-- Start Data lines --
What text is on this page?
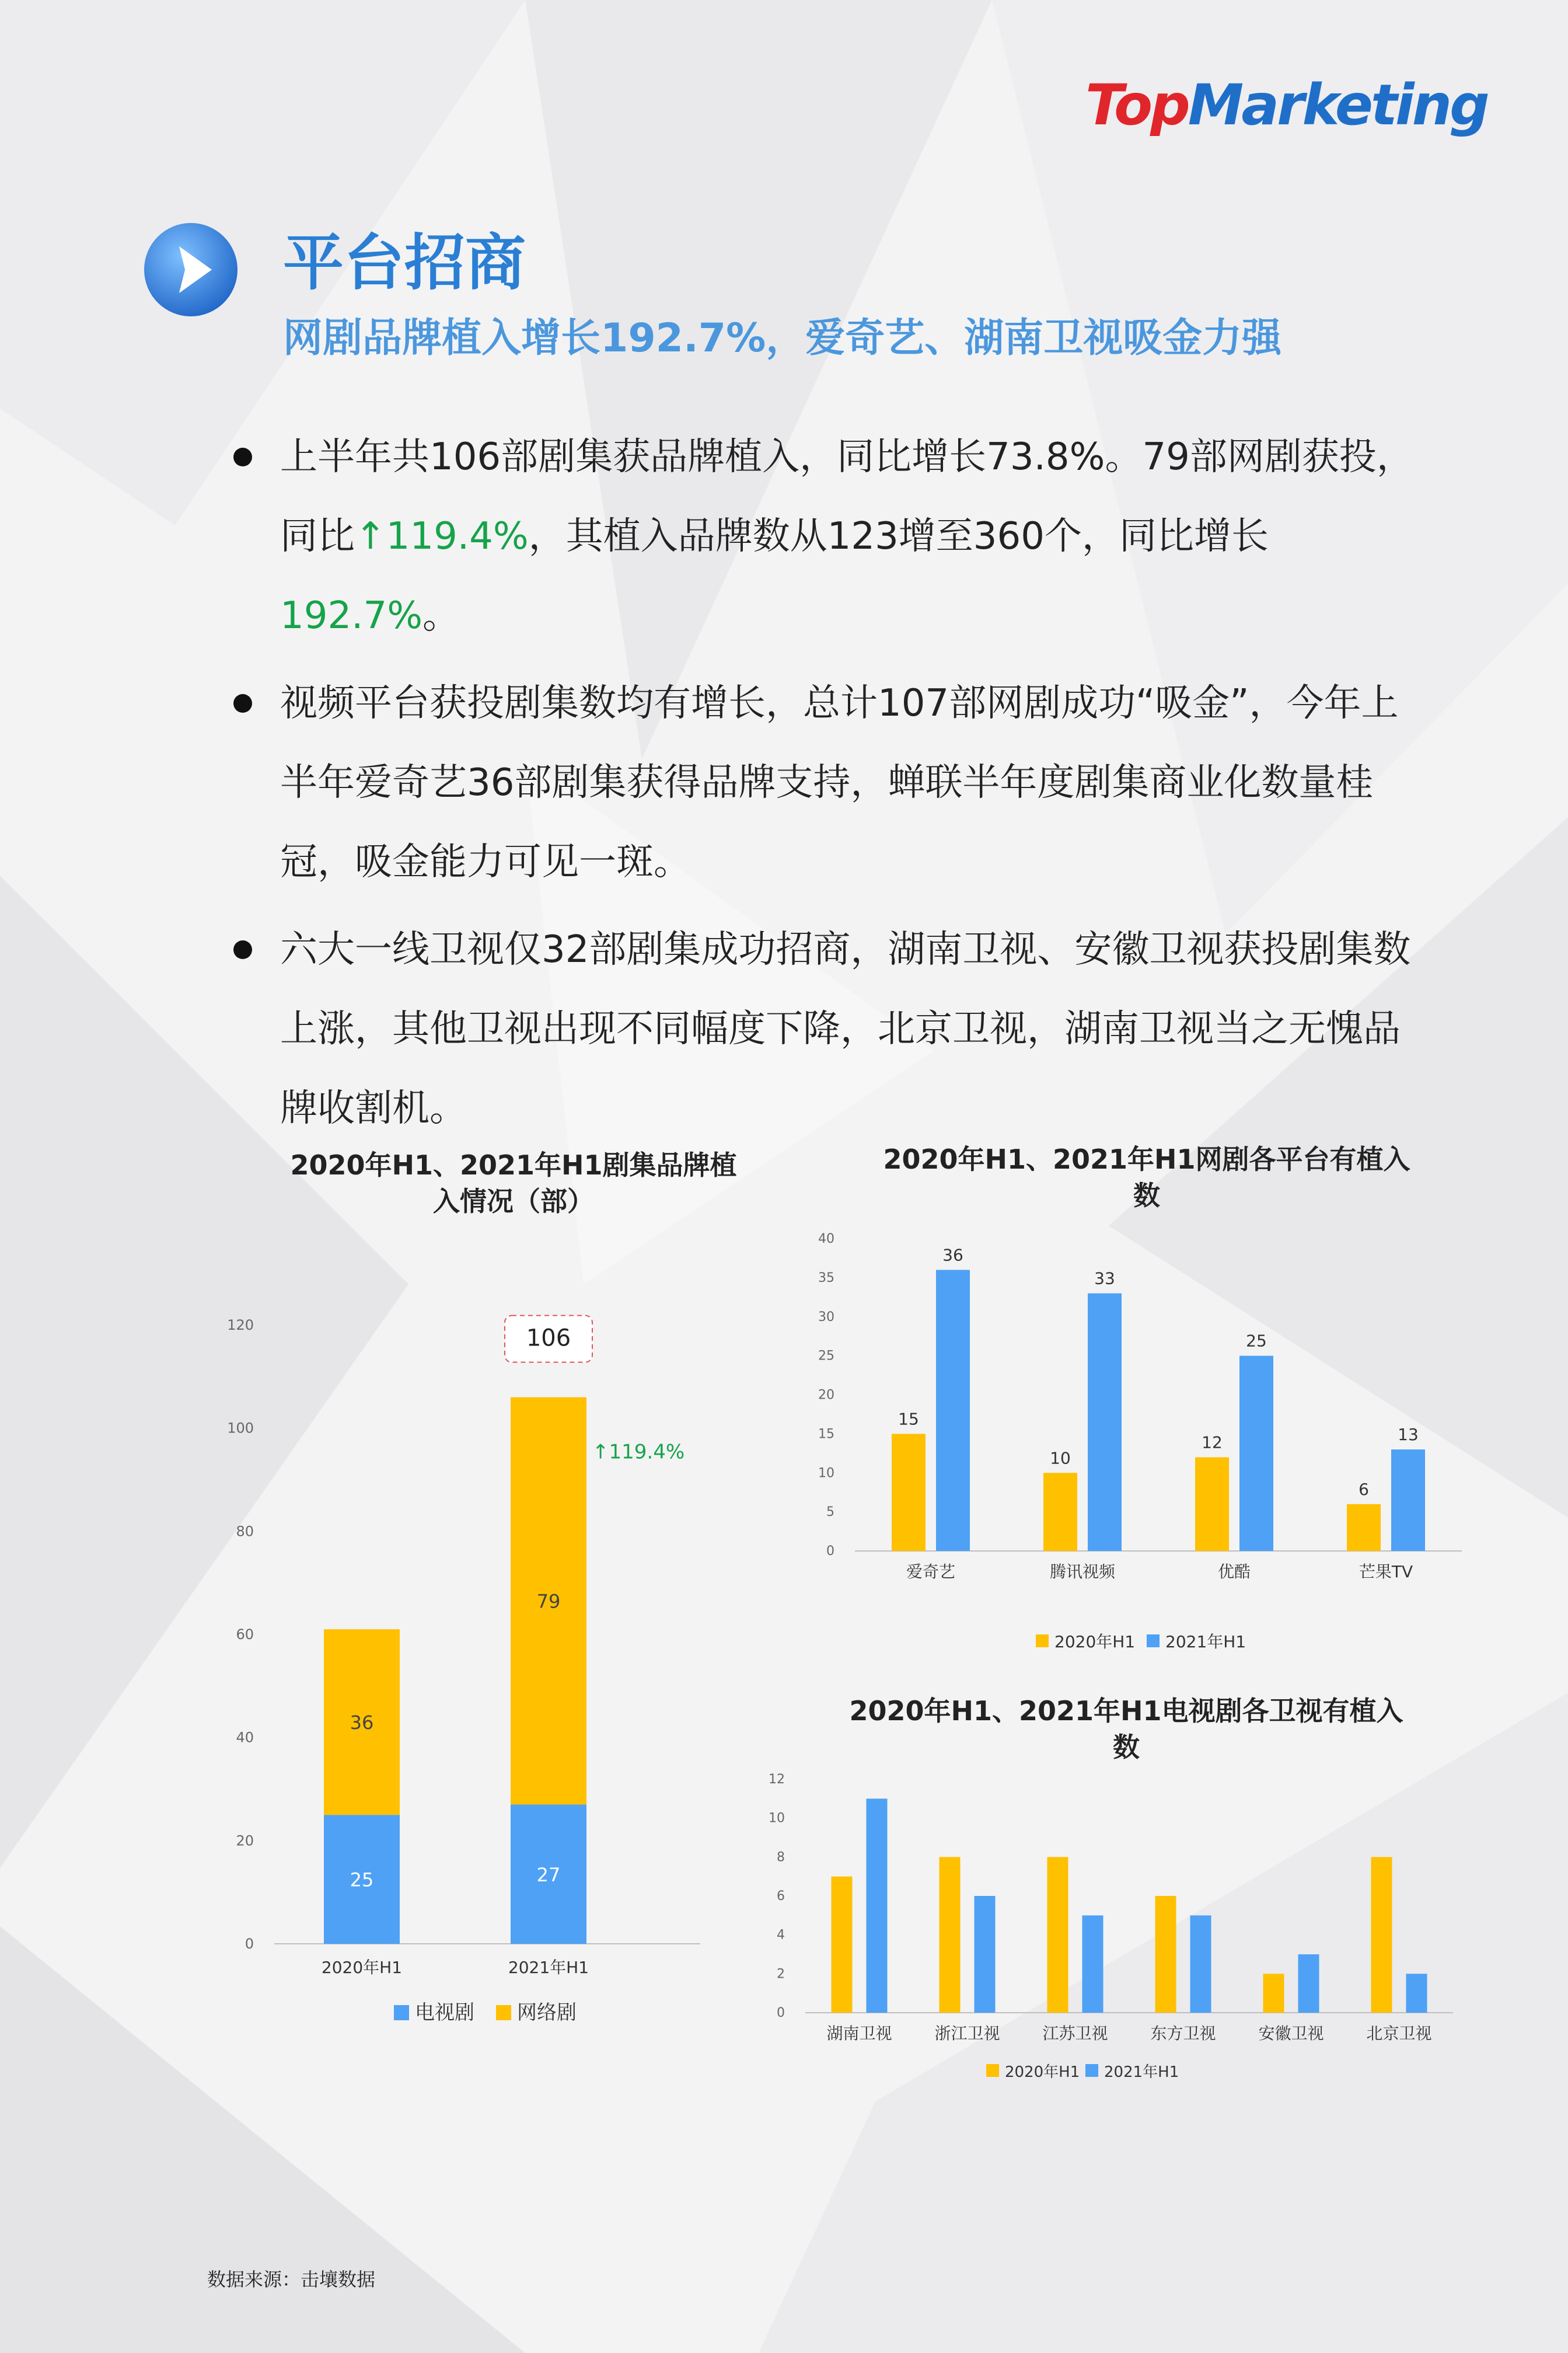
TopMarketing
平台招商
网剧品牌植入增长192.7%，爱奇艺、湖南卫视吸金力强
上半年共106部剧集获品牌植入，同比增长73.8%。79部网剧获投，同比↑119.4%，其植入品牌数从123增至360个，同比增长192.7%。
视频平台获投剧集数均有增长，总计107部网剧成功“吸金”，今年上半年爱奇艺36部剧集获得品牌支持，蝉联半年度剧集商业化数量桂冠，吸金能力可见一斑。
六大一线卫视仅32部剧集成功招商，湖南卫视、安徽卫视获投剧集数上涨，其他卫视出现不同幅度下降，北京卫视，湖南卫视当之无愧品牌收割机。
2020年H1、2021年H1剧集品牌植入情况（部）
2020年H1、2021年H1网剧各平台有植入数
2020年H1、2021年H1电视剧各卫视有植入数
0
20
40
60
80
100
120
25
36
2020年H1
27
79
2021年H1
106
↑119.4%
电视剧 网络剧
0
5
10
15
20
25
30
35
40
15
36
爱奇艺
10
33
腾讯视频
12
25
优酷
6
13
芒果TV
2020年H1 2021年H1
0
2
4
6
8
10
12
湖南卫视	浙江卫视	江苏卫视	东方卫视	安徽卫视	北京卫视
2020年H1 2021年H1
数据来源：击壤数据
-- End Data lines --
-- Start Data lines --
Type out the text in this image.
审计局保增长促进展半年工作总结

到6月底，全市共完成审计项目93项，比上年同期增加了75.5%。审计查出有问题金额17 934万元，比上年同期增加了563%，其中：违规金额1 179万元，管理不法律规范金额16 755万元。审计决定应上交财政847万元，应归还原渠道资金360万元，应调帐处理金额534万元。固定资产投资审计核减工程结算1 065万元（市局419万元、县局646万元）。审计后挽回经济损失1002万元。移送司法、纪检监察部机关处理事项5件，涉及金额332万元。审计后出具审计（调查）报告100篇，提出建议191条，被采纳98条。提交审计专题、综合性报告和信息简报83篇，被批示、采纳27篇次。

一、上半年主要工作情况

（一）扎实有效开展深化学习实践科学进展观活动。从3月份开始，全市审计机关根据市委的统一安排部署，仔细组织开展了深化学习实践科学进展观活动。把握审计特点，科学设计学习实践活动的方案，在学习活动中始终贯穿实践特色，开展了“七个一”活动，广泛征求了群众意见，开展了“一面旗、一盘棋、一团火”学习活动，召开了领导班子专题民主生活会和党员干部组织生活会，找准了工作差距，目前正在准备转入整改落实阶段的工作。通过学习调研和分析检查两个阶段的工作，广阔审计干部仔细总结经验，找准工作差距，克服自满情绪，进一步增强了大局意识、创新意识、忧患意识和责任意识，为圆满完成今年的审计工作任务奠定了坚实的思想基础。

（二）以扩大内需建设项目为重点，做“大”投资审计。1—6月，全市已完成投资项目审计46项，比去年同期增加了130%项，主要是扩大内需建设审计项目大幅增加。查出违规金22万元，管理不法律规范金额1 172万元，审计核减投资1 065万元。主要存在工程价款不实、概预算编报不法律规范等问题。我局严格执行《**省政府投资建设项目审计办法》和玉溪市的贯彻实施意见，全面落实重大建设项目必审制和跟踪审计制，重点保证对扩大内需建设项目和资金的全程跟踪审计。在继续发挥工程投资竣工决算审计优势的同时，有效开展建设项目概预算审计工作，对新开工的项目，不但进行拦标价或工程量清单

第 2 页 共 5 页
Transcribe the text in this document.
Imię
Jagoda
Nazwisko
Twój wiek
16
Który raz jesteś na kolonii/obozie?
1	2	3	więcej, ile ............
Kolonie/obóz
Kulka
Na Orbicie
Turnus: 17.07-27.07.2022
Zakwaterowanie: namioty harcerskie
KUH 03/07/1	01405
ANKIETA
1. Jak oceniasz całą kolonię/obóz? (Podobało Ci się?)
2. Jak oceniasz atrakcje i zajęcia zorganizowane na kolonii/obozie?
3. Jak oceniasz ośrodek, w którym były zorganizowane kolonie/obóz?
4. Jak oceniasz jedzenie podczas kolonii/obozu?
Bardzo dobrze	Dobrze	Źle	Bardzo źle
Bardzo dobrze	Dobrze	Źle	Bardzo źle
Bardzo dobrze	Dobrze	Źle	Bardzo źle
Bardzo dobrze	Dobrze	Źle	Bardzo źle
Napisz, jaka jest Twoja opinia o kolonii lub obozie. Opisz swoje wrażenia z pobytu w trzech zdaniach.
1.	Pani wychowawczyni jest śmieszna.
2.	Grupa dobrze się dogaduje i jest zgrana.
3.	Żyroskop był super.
-- End Data lines --
**Work to be completed:**
Tell how many lines contain the word "zorganizowane", using only the number.

**Worked solution:**
2